- _GIVEN ENTRIES_:
■ ■ ■ ■ ■

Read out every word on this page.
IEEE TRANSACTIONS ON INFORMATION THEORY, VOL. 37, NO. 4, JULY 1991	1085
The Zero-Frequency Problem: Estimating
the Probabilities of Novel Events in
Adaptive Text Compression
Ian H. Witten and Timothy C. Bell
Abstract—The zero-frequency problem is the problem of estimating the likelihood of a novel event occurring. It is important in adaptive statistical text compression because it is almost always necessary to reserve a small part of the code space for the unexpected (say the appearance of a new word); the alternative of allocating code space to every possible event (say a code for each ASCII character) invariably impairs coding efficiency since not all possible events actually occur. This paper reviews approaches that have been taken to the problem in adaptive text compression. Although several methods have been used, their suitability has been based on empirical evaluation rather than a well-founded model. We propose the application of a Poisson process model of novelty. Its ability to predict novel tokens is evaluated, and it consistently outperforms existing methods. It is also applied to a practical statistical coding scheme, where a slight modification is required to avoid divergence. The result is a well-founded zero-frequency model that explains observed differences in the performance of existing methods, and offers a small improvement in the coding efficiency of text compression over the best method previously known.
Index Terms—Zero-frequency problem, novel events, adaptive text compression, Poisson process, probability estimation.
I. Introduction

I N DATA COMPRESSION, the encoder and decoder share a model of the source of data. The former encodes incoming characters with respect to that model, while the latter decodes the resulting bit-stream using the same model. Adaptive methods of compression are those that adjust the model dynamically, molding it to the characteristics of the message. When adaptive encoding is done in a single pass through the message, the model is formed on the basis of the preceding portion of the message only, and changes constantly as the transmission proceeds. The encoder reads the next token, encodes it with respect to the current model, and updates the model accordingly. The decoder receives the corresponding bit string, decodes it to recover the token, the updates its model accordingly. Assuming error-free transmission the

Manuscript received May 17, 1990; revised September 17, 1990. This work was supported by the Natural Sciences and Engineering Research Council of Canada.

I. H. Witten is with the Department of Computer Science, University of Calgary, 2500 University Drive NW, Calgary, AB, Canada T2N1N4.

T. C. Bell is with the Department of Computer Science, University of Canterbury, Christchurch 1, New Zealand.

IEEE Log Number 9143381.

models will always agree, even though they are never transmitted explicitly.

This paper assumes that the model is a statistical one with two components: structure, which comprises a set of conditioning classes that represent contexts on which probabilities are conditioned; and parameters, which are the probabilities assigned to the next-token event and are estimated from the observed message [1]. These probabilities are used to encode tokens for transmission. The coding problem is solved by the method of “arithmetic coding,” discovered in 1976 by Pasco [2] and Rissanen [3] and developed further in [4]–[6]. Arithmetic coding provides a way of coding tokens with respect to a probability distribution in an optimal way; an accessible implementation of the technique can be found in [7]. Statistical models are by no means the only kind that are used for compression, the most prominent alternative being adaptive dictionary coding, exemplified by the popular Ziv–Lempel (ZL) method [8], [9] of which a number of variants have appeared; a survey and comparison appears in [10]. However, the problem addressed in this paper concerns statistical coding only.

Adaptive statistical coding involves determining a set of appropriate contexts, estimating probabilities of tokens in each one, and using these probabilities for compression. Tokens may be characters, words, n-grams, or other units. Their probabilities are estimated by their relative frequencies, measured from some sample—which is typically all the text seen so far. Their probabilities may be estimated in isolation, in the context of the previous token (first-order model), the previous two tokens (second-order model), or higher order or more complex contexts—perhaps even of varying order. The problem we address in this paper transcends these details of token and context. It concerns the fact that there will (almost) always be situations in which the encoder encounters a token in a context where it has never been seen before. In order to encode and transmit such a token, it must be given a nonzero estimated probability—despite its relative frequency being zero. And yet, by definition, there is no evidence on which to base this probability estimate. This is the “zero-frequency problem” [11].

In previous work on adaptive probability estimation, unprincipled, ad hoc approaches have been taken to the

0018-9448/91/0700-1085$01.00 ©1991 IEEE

■ ■ ■ ■ ■

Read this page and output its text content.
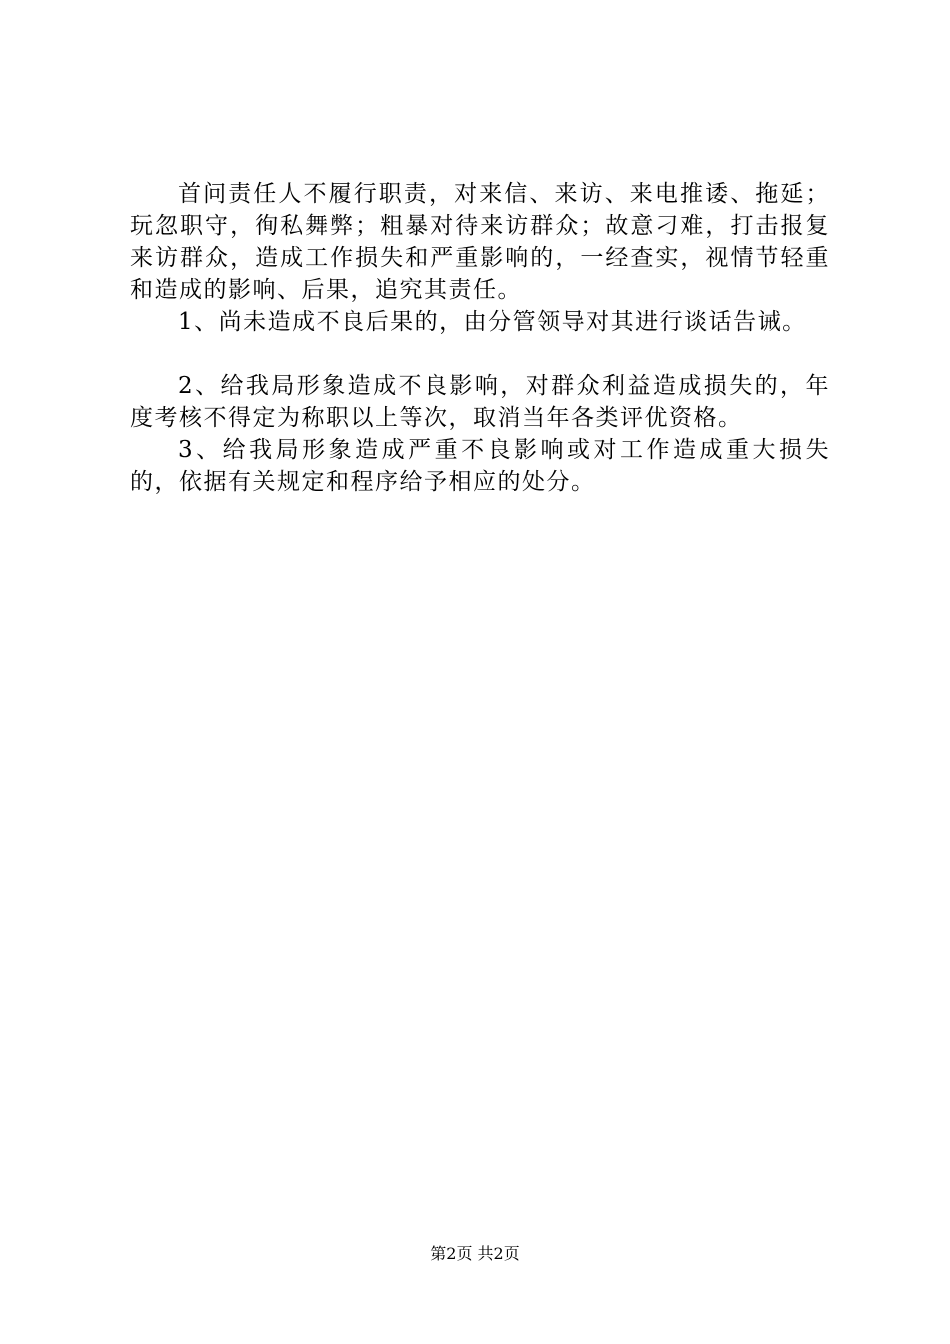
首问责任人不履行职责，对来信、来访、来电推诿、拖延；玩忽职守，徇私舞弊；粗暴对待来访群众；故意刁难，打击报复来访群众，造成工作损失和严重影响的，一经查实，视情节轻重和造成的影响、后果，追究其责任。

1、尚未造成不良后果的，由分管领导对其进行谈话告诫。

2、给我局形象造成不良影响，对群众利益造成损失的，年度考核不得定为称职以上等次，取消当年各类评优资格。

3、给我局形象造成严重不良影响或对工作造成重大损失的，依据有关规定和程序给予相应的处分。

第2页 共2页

■ ■ ■ ■ ■

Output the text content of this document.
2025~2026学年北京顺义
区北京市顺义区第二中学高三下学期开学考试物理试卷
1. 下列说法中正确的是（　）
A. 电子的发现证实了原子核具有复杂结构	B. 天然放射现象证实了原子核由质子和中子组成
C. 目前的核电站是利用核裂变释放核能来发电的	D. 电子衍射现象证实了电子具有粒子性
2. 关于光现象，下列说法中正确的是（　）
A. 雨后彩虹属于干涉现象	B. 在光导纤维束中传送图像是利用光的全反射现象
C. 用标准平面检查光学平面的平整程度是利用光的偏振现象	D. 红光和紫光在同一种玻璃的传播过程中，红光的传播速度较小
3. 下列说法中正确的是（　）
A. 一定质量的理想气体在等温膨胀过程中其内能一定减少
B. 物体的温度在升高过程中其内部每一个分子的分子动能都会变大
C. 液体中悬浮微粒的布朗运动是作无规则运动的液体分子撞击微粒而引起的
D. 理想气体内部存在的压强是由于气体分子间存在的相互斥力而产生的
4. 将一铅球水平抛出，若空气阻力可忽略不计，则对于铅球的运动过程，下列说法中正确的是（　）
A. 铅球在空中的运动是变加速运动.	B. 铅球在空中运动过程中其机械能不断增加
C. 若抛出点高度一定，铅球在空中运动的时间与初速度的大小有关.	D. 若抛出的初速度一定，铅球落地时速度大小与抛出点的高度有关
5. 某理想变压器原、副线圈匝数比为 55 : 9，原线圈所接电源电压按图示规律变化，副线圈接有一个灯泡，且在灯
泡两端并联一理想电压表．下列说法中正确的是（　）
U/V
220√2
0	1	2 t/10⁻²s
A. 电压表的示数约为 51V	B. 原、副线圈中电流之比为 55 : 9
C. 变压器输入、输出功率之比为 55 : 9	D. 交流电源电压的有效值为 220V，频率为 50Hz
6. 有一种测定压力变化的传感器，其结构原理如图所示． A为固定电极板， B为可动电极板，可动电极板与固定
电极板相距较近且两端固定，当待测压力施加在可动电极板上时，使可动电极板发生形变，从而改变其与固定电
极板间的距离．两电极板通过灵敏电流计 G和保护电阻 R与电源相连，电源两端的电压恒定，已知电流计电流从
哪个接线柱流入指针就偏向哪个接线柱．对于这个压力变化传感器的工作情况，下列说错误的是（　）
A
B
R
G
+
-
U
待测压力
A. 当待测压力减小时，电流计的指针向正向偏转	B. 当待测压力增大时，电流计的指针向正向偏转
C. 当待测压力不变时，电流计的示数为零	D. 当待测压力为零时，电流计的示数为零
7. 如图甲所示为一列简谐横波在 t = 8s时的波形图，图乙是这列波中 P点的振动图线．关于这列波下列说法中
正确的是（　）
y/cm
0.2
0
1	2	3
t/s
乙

■ ■ ■ ■ ■

- _WHAT IS ASKED_: Using the listing above, show each line holding the string "Department".

- _COMPLETE RESPONSE_:
I. H. Witten is with the Department of Computer Science, University of Calgary, 2500 University Drive NW, Calgary, AB, Canada T2N1N4.
T. C. Bell is with the Department of Computer Science, University of Canterbury, Christchurch 1, New Zealand.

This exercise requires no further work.